▸ **GOAL OF THE EXERCISE**: Each line containing the word "Events" must be collected.

### LISTING ###

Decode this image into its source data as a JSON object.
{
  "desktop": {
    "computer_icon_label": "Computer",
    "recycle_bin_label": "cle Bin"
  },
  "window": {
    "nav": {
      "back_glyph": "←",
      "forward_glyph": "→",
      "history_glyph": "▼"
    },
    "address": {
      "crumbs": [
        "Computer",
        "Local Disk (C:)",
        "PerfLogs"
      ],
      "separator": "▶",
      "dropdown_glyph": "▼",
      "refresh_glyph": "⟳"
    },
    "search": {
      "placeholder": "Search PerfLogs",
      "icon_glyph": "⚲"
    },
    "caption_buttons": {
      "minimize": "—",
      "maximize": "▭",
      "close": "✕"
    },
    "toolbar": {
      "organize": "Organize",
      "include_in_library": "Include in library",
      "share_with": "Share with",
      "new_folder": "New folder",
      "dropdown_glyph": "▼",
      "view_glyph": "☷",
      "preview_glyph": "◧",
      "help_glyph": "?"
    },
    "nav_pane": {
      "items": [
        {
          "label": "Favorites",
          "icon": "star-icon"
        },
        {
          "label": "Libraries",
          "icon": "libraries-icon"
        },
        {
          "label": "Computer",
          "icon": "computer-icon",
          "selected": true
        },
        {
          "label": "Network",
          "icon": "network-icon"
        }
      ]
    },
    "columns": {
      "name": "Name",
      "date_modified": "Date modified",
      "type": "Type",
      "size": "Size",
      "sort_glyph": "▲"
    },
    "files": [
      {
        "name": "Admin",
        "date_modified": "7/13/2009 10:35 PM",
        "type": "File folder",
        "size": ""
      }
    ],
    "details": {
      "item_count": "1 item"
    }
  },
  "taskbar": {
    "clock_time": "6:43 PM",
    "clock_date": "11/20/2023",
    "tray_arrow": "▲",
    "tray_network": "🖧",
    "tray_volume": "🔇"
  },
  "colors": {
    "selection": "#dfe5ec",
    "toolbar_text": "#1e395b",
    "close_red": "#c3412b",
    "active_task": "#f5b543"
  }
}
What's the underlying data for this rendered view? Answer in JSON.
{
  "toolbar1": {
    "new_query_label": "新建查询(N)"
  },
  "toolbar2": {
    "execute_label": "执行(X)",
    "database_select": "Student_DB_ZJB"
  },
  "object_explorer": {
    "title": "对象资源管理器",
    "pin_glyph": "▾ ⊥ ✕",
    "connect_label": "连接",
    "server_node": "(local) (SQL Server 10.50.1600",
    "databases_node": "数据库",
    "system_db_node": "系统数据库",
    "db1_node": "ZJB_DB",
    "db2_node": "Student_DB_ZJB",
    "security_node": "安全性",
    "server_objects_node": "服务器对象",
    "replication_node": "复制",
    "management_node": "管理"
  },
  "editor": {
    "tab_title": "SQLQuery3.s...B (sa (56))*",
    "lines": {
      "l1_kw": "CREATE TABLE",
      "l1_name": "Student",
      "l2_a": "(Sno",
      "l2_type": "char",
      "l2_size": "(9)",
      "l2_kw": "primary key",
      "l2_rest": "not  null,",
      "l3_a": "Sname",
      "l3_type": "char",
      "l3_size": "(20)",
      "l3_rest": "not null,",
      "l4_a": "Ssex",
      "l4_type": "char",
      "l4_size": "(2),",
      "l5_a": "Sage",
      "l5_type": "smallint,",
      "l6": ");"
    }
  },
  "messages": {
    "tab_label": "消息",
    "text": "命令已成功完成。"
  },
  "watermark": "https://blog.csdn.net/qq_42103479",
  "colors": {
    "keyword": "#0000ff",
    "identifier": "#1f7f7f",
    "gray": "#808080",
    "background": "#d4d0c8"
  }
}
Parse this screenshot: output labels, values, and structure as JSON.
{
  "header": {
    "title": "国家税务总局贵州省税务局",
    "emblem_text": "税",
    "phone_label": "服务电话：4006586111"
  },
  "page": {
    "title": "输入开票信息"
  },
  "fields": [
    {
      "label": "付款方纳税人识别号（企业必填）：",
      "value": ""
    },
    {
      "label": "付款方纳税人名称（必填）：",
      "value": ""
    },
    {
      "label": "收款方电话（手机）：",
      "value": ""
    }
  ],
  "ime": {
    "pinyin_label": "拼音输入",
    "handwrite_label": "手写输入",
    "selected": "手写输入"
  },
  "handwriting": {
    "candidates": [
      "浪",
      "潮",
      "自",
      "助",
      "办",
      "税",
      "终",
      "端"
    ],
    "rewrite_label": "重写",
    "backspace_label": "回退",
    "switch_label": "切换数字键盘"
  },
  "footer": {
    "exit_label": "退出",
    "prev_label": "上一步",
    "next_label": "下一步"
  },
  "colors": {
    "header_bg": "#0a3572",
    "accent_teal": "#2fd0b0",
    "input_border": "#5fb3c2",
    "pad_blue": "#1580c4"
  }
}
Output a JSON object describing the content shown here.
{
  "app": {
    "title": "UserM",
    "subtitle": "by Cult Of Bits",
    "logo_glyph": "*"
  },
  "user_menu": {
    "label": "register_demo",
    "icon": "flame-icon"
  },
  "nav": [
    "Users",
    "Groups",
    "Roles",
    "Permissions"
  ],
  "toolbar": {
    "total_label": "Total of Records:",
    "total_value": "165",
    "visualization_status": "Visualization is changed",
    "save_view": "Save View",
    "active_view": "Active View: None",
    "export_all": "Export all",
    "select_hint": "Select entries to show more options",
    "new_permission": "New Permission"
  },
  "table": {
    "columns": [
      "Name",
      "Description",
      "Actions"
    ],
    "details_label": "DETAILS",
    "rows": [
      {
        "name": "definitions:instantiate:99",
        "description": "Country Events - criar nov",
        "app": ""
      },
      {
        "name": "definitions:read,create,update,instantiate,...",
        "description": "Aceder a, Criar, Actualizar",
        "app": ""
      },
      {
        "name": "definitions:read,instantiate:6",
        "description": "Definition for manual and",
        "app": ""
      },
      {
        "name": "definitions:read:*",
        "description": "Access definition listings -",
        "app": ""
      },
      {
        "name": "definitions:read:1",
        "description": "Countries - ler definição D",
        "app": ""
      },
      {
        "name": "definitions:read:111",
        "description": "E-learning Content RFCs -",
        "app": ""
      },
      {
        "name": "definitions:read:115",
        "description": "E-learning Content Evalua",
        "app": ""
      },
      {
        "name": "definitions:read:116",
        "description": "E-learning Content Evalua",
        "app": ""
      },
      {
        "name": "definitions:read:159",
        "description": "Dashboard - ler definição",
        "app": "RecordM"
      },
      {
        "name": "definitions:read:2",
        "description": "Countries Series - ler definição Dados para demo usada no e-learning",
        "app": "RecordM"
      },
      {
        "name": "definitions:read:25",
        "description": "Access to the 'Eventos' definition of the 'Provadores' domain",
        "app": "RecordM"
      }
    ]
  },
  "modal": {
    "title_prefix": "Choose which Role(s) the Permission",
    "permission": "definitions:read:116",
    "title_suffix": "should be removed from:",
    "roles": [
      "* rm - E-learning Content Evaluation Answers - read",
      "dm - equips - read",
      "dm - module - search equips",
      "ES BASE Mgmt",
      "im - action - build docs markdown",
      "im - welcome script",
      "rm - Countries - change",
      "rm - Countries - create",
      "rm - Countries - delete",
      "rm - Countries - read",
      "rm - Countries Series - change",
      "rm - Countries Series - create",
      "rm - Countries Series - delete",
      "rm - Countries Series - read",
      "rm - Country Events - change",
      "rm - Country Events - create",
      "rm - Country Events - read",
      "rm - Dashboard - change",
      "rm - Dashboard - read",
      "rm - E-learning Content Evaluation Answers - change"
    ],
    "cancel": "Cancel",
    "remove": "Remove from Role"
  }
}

###

▸ **WORKED SOLUTION**:
        "description": "Country Events - criar nov",
      "rm - Country Events - change",
      "rm - Country Events - create",
      "rm - Country Events - read",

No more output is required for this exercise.